__Prompt__
Every line holding the string "temps" should be gathered.

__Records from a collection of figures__
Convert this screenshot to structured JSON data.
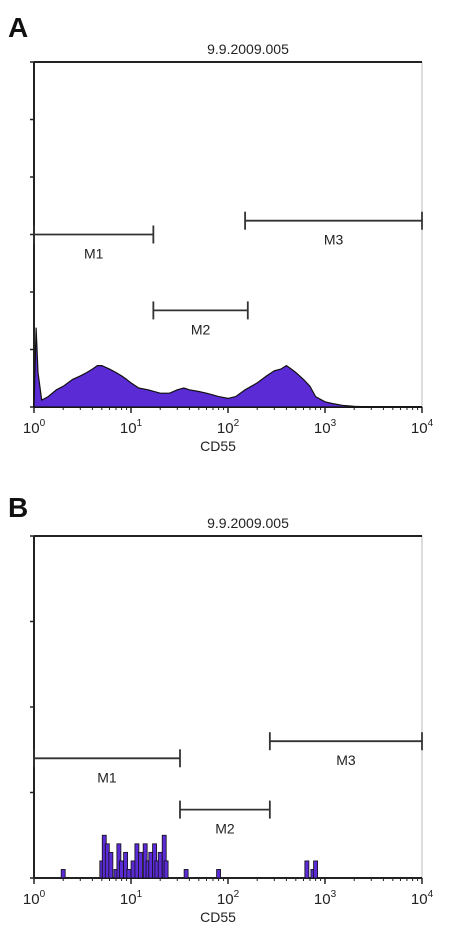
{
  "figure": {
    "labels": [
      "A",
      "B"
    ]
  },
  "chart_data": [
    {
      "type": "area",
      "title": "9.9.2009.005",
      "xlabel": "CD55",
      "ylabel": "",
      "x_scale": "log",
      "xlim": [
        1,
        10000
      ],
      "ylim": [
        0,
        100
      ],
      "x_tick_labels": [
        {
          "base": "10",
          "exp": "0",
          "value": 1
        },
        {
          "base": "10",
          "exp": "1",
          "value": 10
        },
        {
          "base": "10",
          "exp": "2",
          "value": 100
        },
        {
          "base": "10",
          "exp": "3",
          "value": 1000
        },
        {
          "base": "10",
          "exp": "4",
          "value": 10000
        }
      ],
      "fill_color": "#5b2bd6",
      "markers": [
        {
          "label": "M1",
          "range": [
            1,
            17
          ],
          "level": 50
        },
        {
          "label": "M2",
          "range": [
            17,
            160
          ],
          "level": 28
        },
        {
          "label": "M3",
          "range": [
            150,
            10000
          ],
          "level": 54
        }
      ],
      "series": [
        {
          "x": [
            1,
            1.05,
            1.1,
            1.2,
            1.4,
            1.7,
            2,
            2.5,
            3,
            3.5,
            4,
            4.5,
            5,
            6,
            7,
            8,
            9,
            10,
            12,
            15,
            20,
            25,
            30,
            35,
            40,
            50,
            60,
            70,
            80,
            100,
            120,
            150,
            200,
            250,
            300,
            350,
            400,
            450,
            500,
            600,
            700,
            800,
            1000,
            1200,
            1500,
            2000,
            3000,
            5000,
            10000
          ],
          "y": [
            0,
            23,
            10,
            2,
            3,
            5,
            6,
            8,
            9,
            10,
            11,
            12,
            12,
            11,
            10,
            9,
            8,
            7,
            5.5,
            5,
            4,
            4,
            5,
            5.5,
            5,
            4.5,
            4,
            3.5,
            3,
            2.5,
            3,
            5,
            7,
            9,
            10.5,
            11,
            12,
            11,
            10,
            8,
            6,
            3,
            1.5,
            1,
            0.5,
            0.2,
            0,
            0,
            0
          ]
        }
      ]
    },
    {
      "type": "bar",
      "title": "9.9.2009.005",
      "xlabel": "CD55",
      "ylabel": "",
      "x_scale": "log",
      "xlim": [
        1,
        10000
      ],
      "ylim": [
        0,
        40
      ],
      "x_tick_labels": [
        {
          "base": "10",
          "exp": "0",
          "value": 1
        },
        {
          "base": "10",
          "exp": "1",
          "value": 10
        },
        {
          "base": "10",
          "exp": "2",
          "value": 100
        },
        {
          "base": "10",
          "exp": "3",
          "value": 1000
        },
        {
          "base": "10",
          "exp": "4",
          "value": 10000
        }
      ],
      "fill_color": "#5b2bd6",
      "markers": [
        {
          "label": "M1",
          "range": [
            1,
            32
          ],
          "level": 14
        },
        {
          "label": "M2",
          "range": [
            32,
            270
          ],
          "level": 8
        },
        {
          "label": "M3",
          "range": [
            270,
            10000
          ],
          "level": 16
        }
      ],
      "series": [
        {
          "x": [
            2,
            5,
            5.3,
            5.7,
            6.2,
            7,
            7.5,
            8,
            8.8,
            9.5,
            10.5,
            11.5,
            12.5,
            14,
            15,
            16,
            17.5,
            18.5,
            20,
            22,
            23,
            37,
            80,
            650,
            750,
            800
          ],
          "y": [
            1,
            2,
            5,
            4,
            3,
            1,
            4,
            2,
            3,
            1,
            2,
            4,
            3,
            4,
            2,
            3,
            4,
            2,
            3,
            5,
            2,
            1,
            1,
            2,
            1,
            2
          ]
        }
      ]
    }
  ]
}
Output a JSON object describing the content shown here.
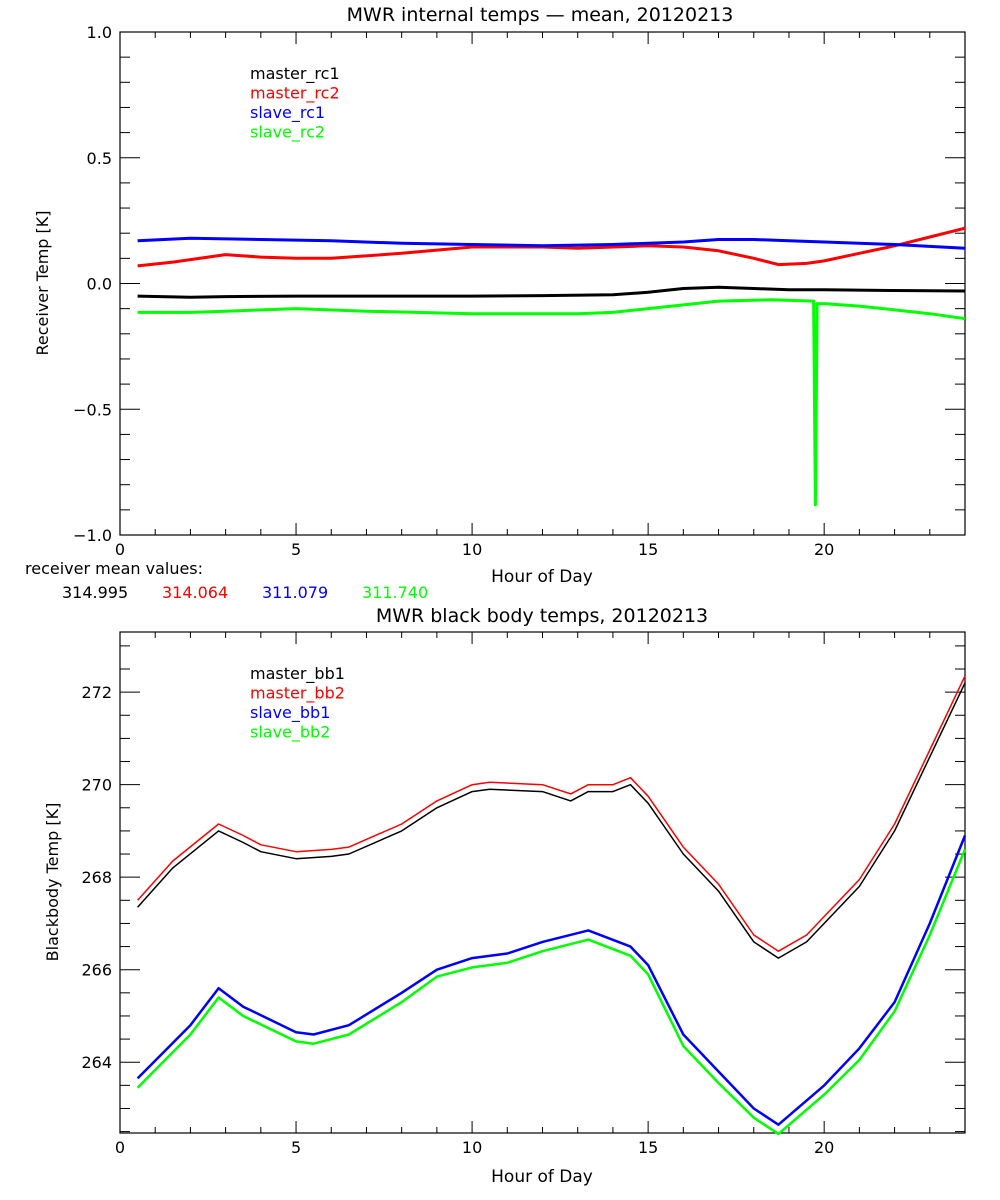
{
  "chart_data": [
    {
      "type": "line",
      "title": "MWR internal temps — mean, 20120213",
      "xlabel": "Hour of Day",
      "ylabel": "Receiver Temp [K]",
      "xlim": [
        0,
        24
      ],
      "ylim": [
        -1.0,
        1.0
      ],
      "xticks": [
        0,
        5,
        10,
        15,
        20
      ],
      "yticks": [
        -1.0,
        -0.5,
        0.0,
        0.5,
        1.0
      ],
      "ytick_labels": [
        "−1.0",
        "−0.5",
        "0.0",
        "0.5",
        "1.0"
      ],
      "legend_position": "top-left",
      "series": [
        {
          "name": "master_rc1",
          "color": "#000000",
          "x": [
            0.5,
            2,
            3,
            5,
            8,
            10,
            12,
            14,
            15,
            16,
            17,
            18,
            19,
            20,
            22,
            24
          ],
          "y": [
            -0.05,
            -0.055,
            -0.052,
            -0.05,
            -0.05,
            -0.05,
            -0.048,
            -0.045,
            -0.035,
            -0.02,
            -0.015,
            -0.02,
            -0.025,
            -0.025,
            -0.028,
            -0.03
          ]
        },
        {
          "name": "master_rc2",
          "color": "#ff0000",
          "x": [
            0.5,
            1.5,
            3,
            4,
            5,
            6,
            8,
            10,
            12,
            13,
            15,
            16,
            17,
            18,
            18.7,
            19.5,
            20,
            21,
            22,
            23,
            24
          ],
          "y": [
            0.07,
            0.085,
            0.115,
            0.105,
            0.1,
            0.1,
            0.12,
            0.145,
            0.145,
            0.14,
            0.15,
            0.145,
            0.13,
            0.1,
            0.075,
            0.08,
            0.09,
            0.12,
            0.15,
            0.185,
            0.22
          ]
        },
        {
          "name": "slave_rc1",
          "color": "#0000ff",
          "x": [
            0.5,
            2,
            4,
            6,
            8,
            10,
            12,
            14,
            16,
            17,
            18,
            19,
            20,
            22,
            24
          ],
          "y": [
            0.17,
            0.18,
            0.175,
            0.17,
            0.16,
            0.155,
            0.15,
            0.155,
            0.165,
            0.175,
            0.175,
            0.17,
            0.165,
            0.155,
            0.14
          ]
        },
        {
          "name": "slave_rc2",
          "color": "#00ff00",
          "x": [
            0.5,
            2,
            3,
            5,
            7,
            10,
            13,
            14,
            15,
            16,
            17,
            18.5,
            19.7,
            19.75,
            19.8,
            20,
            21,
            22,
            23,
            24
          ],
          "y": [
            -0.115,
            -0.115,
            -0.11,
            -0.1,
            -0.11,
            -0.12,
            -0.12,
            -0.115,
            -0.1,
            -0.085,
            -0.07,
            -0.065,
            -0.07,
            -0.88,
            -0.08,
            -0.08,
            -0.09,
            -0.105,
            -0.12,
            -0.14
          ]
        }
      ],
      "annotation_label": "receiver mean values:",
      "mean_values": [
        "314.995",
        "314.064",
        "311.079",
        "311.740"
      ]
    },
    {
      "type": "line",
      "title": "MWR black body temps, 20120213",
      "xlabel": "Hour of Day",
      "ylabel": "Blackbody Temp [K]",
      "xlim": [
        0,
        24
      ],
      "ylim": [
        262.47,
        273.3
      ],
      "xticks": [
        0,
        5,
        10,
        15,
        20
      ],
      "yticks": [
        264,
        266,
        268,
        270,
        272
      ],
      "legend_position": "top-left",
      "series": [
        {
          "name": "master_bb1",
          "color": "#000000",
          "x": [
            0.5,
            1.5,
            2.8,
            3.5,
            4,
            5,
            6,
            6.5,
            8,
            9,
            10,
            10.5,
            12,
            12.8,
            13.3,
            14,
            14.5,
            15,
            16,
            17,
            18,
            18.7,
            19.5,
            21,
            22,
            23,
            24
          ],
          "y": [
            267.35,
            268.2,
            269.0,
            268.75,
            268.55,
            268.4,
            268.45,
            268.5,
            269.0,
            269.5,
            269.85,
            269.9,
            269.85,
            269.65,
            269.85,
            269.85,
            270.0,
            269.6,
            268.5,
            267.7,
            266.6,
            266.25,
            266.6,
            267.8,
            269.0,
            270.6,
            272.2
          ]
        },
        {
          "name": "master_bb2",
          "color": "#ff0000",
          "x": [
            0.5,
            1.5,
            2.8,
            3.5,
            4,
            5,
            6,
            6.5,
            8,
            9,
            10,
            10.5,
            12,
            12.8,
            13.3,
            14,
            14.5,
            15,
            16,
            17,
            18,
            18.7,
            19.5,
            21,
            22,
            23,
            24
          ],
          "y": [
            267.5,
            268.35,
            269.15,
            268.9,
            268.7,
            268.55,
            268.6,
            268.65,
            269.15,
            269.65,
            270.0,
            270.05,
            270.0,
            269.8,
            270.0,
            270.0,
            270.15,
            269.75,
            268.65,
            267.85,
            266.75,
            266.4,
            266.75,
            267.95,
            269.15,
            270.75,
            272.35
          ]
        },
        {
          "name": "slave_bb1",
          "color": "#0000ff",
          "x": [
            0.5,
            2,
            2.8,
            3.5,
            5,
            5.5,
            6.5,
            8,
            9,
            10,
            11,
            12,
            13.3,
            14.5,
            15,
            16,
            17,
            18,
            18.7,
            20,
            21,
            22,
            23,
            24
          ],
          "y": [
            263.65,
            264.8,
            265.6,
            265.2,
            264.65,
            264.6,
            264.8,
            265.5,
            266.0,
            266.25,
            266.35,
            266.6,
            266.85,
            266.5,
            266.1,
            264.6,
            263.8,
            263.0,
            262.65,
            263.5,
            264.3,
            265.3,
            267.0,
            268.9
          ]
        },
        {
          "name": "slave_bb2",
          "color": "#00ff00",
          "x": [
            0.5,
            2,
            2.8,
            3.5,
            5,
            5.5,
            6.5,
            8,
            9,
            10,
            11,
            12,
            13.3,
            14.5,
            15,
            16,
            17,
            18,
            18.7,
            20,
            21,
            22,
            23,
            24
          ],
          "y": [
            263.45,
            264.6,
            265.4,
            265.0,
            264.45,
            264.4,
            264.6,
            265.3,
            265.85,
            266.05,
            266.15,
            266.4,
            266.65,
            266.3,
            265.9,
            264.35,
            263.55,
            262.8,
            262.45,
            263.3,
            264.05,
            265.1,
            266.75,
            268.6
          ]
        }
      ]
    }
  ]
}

__Written answer__
      "title": "MWR internal temps — mean, 20120213",
      "title": "MWR black body temps, 20120213",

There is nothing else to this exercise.